**To do:**
A – In the blog post about going the extra mile, copy word for word the stretch from "An appreciation of" through "in its circumstances.".
B – For each statement about the blog post on going the extra mile, answer yes or no and quote the words of the post that decide it: (i) The author met Emilio Benito in person. (ii) The export problem came from corruption in the file the customer supplied. (iii) The project was due at 8 am the next day.

* BEGIN Document extract *

Mar 27, 2011

The extra mile

Although I seldom use the project he helped create any more, there is a man I think of often with great fondness. I never had the privilege to meet Emilio Benito, the founder of Atril, in person, but I will never forget his 4 am response to a desperate 3 am e-mail for a project I couldn't export and which was due at 8 am the next day. It turned out that the problem wasn't his company's software, really, but corruption in the file supplied by the customer. He fixed the file, re-did the work and sent me a file to deliver. Extra mile? Quite a few of them, actually. And he did similar things for a lot of people. When companies whose software I use do something outstanding and unexpected, Emilio comes unbidden to my mind, and I hope that when he made his untimely departure from the world in the early part of the last decade that he understood how much he had help me and so many others in our efforts to survive and thrive in a business that so many find difficult.

But there are miles, and there are miles. The ones that take me farthest and inspire me to pave a few paths for others where I can are those that I do not expect, and which have a certain confident goodness about them and simply make me want to share the bounty. It comes from customers, or colleagues, friends, family or total strangers, and I can't really say that any of these have a disproportionate share of this, and its opposite is well distributed as well.

An appreciation of life's serendipitous rewards can cause many a bitter draft to be forgotten quickly or endured with a shrug and a wry grimace. I have long since given up expecting the world to go the way I want or expect it to, except in trivial matters of translation contract negotiation, where I'm a hard-nosed SOB who always gets what he wants, but I have come to understand and enjoy a game in which the cards are always being shuffled, and one can have the pleasure of seeing how a given hand plays in its circumstances.

* END Document extract *
* BEGIN Provided material *

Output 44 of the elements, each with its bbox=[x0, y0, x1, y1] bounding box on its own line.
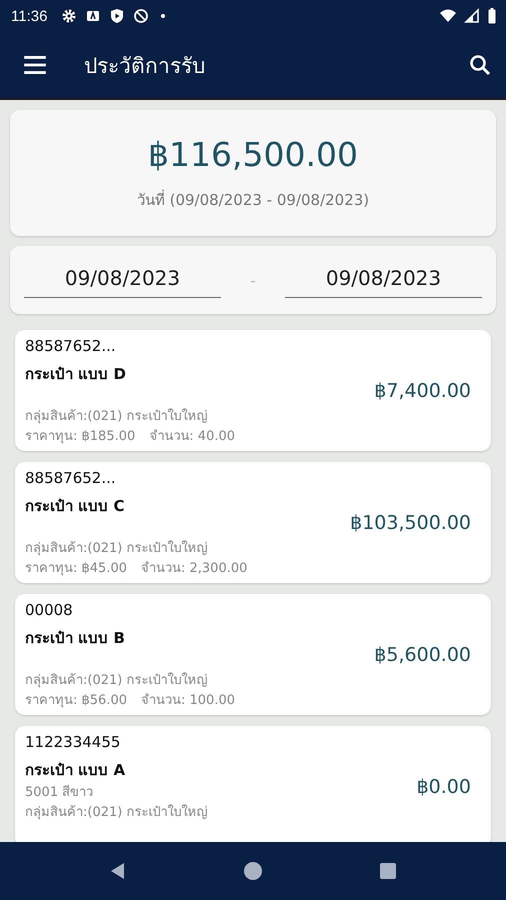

* END Provided material *

**Answer set:**
A –
An appreciation of life's serendipitous rewards can cause many a bitter draft to be forgotten quickly or endured with a shrug and a wry grimace. I have long since given up expecting the world to go the way I want or expect it to, except in trivial matters of translation contract negotiation, where I'm a hard-nosed SOB who always gets what he wants, but I have come to understand and enjoy a game in which the cards are always being shuffled, and one can have the pleasure of seeing how a given hand plays in its circumstances.

B –
(i) No: "I never had the privilege to meet Emilio Benito, the founder of Atril, in person"
(ii) Yes: "It turned out that the problem wasn't his company's software, really, but corruption in the file supplied by the customer."
(iii) Yes: "which was due at 8 am the next day"